◆ **Written exercise**
Copy out all the data below, changing each "Patent image size" to "Figure size" and leaving everything else as it is. Leave the pictures out of your answer.

===== Supplied material

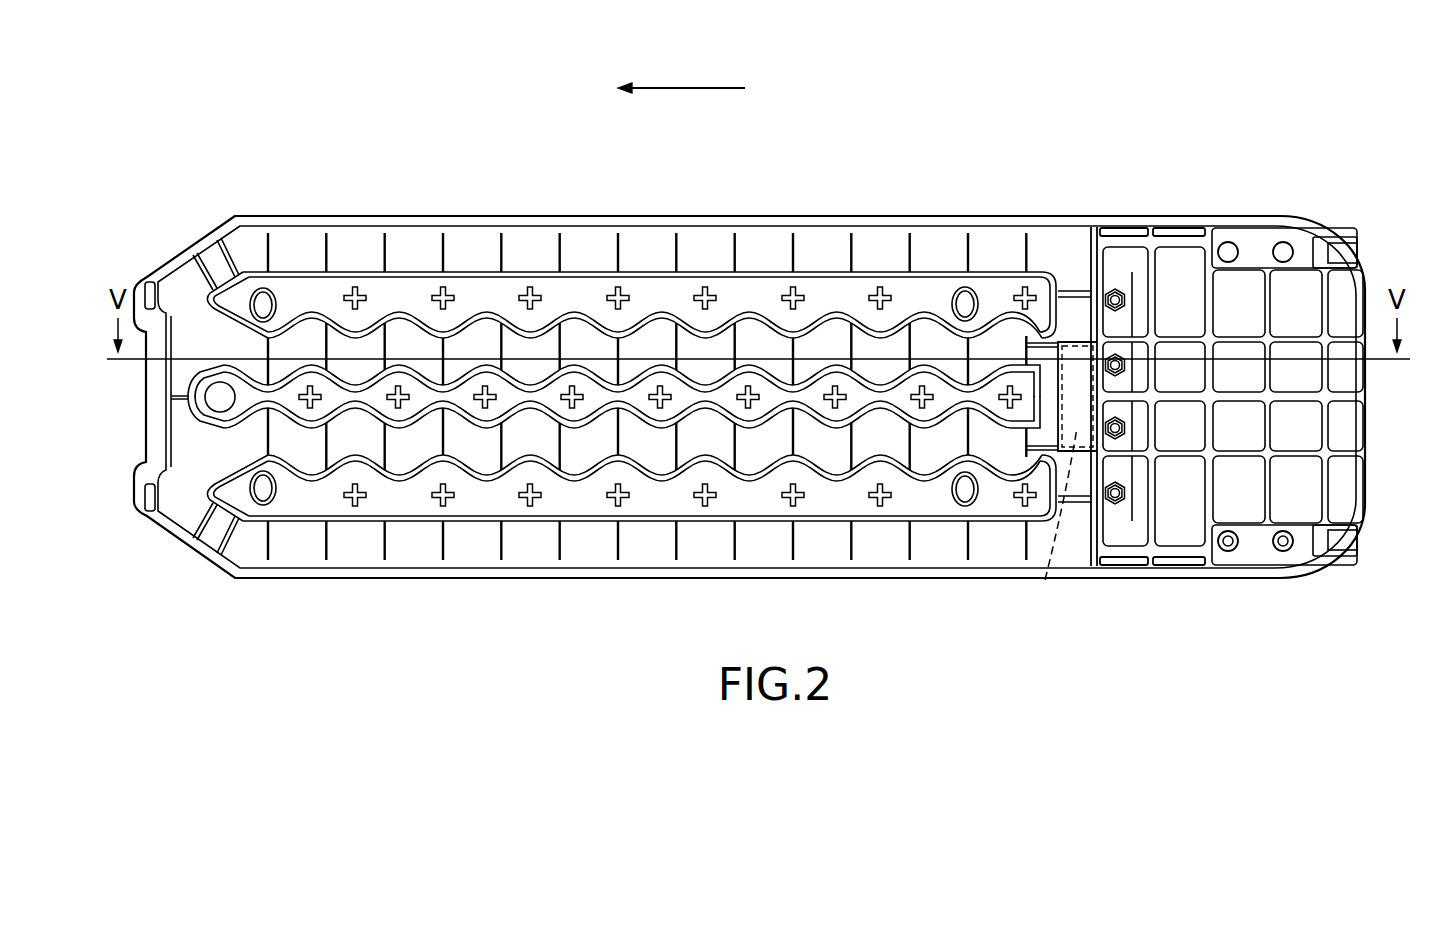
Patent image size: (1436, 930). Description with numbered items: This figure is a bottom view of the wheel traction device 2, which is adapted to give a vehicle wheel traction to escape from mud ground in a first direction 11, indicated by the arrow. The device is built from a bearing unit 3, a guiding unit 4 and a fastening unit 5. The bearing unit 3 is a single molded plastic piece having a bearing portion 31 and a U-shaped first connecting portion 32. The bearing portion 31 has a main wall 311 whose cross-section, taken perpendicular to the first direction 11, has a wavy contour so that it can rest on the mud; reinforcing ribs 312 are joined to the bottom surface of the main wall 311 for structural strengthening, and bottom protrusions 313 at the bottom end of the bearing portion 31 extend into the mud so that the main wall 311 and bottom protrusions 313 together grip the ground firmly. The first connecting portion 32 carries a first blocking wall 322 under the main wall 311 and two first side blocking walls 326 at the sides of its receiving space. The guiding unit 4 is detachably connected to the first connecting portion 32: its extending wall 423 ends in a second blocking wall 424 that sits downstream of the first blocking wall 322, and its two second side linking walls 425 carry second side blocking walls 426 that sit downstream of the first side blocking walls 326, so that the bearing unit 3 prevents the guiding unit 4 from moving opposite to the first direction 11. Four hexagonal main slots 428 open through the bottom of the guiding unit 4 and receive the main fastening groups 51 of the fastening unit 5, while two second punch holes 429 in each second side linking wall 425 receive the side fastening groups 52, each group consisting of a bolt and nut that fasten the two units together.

The wheel traction device 2 is at (345, 128).
The bearing unit 3 is at (440, 172).
The bearing portion 31 is at (542, 214).
The main wall 311 is at (562, 410).
The reinforcing ribs 312 is at (680, 450).
The bottom protrusions 313 is at (747, 388).
The first connecting portion 32 is at (1148, 212).
The first blocking wall 322 is at (1048, 560).
The first side blocking walls 326 is at (1322, 240).
The guiding unit 4 is at (1382, 442).
The extending wall 423 is at (1080, 440).
The second blocking wall 424 is at (1032, 435).
The second side linking walls 425 is at (1252, 246).
The second side blocking walls 426 is at (1290, 243).
The main slots 428 is at (1113, 285).
The second punch holes 429 is at (1226, 243).
The fastening unit 5 is at (1224, 562).
The main fastening groups 51 is at (1110, 360).
The side fastening groups 52 is at (1230, 552).
The first direction 11 is at (683, 88).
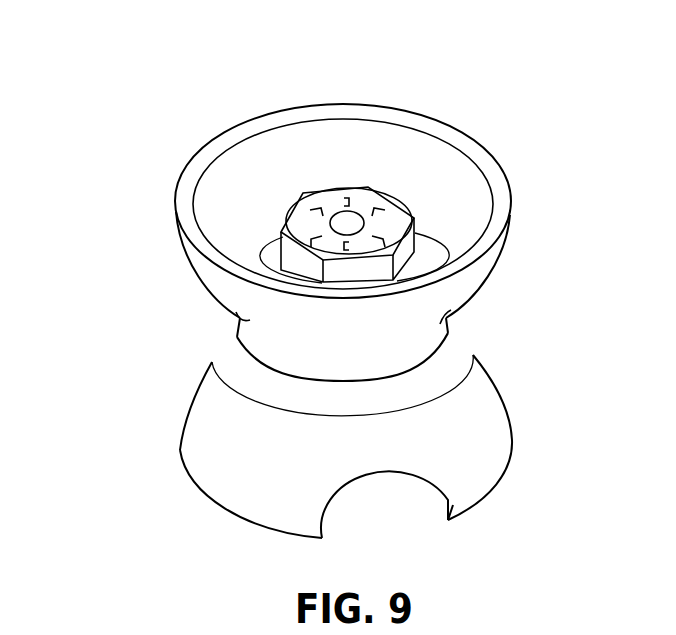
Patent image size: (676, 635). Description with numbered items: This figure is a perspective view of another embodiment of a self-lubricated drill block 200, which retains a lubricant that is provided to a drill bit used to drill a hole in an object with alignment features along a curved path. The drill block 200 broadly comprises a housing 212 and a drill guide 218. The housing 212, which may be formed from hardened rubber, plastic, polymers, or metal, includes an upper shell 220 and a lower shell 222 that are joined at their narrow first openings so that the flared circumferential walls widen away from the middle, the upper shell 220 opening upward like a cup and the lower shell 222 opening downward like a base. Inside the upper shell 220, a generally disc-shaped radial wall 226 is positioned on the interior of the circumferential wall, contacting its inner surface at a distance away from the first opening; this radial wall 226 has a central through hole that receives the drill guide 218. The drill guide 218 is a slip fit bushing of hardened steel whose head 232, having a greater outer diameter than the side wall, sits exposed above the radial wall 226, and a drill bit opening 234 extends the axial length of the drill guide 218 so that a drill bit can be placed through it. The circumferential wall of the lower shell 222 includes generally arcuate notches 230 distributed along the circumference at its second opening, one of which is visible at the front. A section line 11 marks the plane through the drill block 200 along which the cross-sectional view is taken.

The self-lubricated drill block 200 is at (304, 311).
The section line 11 is at (320, 102).
The drill guide 218 is at (404, 178).
The upper shell 220 is at (303, 199).
The housing 212 is at (143, 312).
The lower shell 222 is at (314, 462).
The radial wall 226 is at (424, 262).
The notch 230 is at (407, 515).
The head 232 is at (326, 207).
The drill bit opening 234 is at (341, 220).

==========

◆ **Correct output**
Figure size: (1436, 930). Description with numbered items: This figure is a bottom view of the wheel traction device 2, which is adapted to give a vehicle wheel traction to escape from mud ground in a first direction 11, indicated by the arrow. The device is built from a bearing unit 3, a guiding unit 4 and a fastening unit 5. The bearing unit 3 is a single molded plastic piece having a bearing portion 31 and a U-shaped first connecting portion 32. The bearing portion 31 has a main wall 311 whose cross-section, taken perpendicular to the first direction 11, has a wavy contour so that it can rest on the mud; reinforcing ribs 312 are joined to the bottom surface of the main wall 311 for structural strengthening, and bottom protrusions 313 at the bottom end of the bearing portion 31 extend into the mud so that the main wall 311 and bottom protrusions 313 together grip the ground firmly. The first connecting portion 32 carries a first blocking wall 322 under the main wall 311 and two first side blocking walls 326 at the sides of its receiving space. The guiding unit 4 is detachably connected to the first connecting portion 32: its extending wall 423 ends in a second blocking wall 424 that sits downstream of the first blocking wall 322, and its two second side linking walls 425 carry second side blocking walls 426 that sit downstream of the first side blocking walls 326, so that the bearing unit 3 prevents the guiding unit 4 from moving opposite to the first direction 11. Four hexagonal main slots 428 open through the bottom of the guiding unit 4 and receive the main fastening groups 51 of the fastening unit 5, while two second punch holes 429 in each second side linking wall 425 receive the side fastening groups 52, each group consisting of a bolt and nut that fasten the two units together.

The wheel traction device 2 is at (345, 128).
The bearing unit 3 is at (440, 172).
The bearing portion 31 is at (542, 214).
The main wall 311 is at (562, 410).
The reinforcing ribs 312 is at (680, 450).
The bottom protrusions 313 is at (747, 388).
The first connecting portion 32 is at (1148, 212).
The first blocking wall 322 is at (1048, 560).
The first side blocking walls 326 is at (1322, 240).
The guiding unit 4 is at (1382, 442).
The extending wall 423 is at (1080, 440).
The second blocking wall 424 is at (1032, 435).
The second side linking walls 425 is at (1252, 246).
The second side blocking walls 426 is at (1290, 243).
The main slots 428 is at (1113, 285).
The second punch holes 429 is at (1226, 243).
The fastening unit 5 is at (1224, 562).
The main fastening groups 51 is at (1110, 360).
The side fastening groups 52 is at (1230, 552).
The first direction 11 is at (683, 88).
Figure size: (676, 635). Description with numbered items: This figure is a perspective view of another embodiment of a self-lubricated drill block 200, which retains a lubricant that is provided to a drill bit used to drill a hole in an object with alignment features along a curved path. The drill block 200 broadly comprises a housing 212 and a drill guide 218. The housing 212, which may be formed from hardened rubber, plastic, polymers, or metal, includes an upper shell 220 and a lower shell 222 that are joined at their narrow first openings so that the flared circumferential walls widen away from the middle, the upper shell 220 opening upward like a cup and the lower shell 222 opening downward like a base. Inside the upper shell 220, a generally disc-shaped radial wall 226 is positioned on the interior of the circumferential wall, contacting its inner surface at a distance away from the first opening; this radial wall 226 has a central through hole that receives the drill guide 218. The drill guide 218 is a slip fit bushing of hardened steel whose head 232, having a greater outer diameter than the side wall, sits exposed above the radial wall 226, and a drill bit opening 234 extends the axial length of the drill guide 218 so that a drill bit can be placed through it. The circumferential wall of the lower shell 222 includes generally arcuate notches 230 distributed along the circumference at its second opening, one of which is visible at the front. A section line 11 marks the plane through the drill block 200 along which the cross-sectional view is taken.

The self-lubricated drill block 200 is at (304, 311).
The section line 11 is at (320, 102).
The drill guide 218 is at (404, 178).
The upper shell 220 is at (303, 199).
The housing 212 is at (143, 312).
The lower shell 222 is at (314, 462).
The radial wall 226 is at (424, 262).
The notch 230 is at (407, 515).
The head 232 is at (326, 207).
The drill bit opening 234 is at (341, 220).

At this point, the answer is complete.